SELECTION:
-- BEGIN --
Unfortunately studies also show a whopping 86% of employees default on their plan loans after losing their job. It’s not hard to see why: When an employee decides to leave their job, they control the timing and can plan ahead for expenses, including an outstanding loan. Yet when an employee loses their job unexpectedly (due to workforce reduction, for example), they miss this critical planning period and almost universally default. This might explain why most plans don’t see a meaningful reduction in loan defaults after adding post-separation repayment provisions.

The true cost of defaults: taxes, penalties—and lost earnings that are never recovered

How much do these defaults cost? The average worker owes income taxes and penalties on the outstanding loan amount, but that’s just the beginning. The earnings they lose will far outweigh the taxes and penalties. In fact, one analysis showed every 1,000 jobs an employer cuts will cost those employees more than four million dollars in loan default-related losses over their working careers.
Each time an employer lets go of workers they incur severance costs designed to improve the welfare of those employees, but there is no protection for outstanding retirement plan loans that default. This can’t continue.

Employee-paid loan insurance is an affordable, sensible solution

Corporate benefits managers and executives who recognize the hidden impact of defaulted loans are turning to a novel solution: loan insurance specifically designed for 401(k) plans.
-- END --
DIRECTIVES:
- 1) Convert the stored entries, from their first line through the line containing "text: a (1242, 33, 1254, 86)", into a JSON list of strings with one string per line, leaving out blank lines.
- 2) Continue the piece on 401(k) loan defaults from its final sentence.

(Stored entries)
-- BEGIN --
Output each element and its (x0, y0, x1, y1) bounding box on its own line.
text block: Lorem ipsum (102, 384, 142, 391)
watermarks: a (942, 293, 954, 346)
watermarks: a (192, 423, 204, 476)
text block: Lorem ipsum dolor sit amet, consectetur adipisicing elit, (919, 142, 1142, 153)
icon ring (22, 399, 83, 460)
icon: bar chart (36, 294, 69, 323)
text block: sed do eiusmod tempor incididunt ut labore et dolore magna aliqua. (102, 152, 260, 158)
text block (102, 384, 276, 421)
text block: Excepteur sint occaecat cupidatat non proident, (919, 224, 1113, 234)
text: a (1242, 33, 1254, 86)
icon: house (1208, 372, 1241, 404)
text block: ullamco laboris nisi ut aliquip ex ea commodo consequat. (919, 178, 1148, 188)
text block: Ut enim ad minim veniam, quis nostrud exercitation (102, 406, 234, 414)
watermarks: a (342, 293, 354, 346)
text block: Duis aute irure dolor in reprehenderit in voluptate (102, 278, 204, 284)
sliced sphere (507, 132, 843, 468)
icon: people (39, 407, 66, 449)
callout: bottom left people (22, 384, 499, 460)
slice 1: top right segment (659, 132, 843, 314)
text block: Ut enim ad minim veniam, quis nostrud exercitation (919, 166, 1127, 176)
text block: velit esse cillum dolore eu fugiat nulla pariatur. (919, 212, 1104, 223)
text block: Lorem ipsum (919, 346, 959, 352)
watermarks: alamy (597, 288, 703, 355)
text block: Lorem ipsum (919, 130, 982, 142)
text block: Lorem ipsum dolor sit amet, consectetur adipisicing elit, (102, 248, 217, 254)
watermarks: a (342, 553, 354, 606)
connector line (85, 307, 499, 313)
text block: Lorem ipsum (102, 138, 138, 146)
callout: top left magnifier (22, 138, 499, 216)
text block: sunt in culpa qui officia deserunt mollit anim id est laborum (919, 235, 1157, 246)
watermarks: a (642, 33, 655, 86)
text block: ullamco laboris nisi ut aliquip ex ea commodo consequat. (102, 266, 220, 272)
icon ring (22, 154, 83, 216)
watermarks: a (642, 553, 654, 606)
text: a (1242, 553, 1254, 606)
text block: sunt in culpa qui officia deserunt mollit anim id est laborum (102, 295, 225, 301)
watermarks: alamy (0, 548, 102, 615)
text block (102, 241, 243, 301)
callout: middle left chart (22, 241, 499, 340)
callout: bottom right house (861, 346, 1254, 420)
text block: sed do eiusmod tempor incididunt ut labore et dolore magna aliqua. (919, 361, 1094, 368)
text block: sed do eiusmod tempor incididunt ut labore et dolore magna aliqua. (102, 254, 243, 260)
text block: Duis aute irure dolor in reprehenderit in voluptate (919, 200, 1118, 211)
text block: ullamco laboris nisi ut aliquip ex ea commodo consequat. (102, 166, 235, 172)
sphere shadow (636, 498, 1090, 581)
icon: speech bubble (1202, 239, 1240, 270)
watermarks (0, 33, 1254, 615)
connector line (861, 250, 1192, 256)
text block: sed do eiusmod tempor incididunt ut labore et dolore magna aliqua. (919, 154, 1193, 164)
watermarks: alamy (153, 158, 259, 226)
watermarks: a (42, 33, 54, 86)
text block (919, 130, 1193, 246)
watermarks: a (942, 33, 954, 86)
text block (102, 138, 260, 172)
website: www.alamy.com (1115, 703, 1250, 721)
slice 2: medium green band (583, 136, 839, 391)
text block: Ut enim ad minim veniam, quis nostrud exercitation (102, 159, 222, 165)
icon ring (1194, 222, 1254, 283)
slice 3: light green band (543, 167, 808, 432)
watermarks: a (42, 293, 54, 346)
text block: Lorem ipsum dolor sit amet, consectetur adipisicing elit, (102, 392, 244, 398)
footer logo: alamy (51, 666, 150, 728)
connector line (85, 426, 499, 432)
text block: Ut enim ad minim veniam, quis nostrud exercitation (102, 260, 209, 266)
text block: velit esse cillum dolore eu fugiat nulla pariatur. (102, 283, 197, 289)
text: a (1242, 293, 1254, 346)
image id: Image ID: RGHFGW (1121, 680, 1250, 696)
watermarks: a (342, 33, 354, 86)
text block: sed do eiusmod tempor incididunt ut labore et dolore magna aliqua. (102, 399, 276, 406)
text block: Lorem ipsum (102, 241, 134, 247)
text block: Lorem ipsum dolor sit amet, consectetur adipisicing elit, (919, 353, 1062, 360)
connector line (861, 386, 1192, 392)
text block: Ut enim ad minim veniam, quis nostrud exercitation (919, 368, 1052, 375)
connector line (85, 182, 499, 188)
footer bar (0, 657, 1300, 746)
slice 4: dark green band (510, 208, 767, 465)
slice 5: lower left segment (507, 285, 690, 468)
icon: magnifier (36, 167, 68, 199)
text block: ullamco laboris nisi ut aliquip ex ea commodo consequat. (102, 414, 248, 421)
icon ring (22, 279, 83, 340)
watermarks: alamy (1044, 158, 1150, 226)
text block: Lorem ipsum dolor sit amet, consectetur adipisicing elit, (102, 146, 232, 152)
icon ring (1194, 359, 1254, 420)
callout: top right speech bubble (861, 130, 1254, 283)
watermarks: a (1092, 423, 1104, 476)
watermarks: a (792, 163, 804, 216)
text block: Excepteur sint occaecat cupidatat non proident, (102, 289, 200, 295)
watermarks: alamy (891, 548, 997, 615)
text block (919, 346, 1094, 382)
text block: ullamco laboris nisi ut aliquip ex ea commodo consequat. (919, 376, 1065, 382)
-- END --
EXERCISE RESULTS:
- 1)
[
  "Output each element and its (x0, y0, x1, y1) bounding box on its own line.",
  "text block: Lorem ipsum (102, 384, 142, 391)",
  "watermarks: a (942, 293, 954, 346)",
  "watermarks: a (192, 423, 204, 476)",
  "text block: Lorem ipsum dolor sit amet, consectetur adipisicing elit, (919, 142, 1142, 153)",
  "icon ring (22, 399, 83, 460)",
  "icon: bar chart (36, 294, 69, 323)",
  "text block: sed do eiusmod tempor incididunt ut labore et dolore magna aliqua. (102, 152, 260, 158)",
  "text block (102, 384, 276, 421)",
  "text block: Excepteur sint occaecat cupidatat non proident, (919, 224, 1113, 234)",
  "text: a (1242, 33, 1254, 86)"
]

- 2)
One such loan insurance program is called Retirement Loan Eraser (RLE), offered by Custodia Financial, an early-stage FinTech company comprised of retirement industry executives. Custodia partners with the plan recordkeeper to deliver RLE to retirement plan clients and their participants. Once a plan adds RLE, participants are automatically covered when they take a loan. If they lose their job during the repayment period, RLE keeps the employee on track for retirement by repaying the loan before it defaults.

What makes RLE attractive to today’s benefits managers, besides a reduction in plan leakage? It’s self funded. Plan sponsors are not charged a fee to protect employee assets from default. The employees borrowing pay a few extra dollars per loan payment for protection.

401(k) loan insurance makes good financial sense for everyone involved. You can learn more about Custodia’s unique and timely program online at www.loaneraser.com.

About the author:
George White is a financial services industry executive who has spent his career managing and advising employee retirement benefit plans. Contact the author at gwhite@custodiafinancial.com or follow his company on LinkedIn.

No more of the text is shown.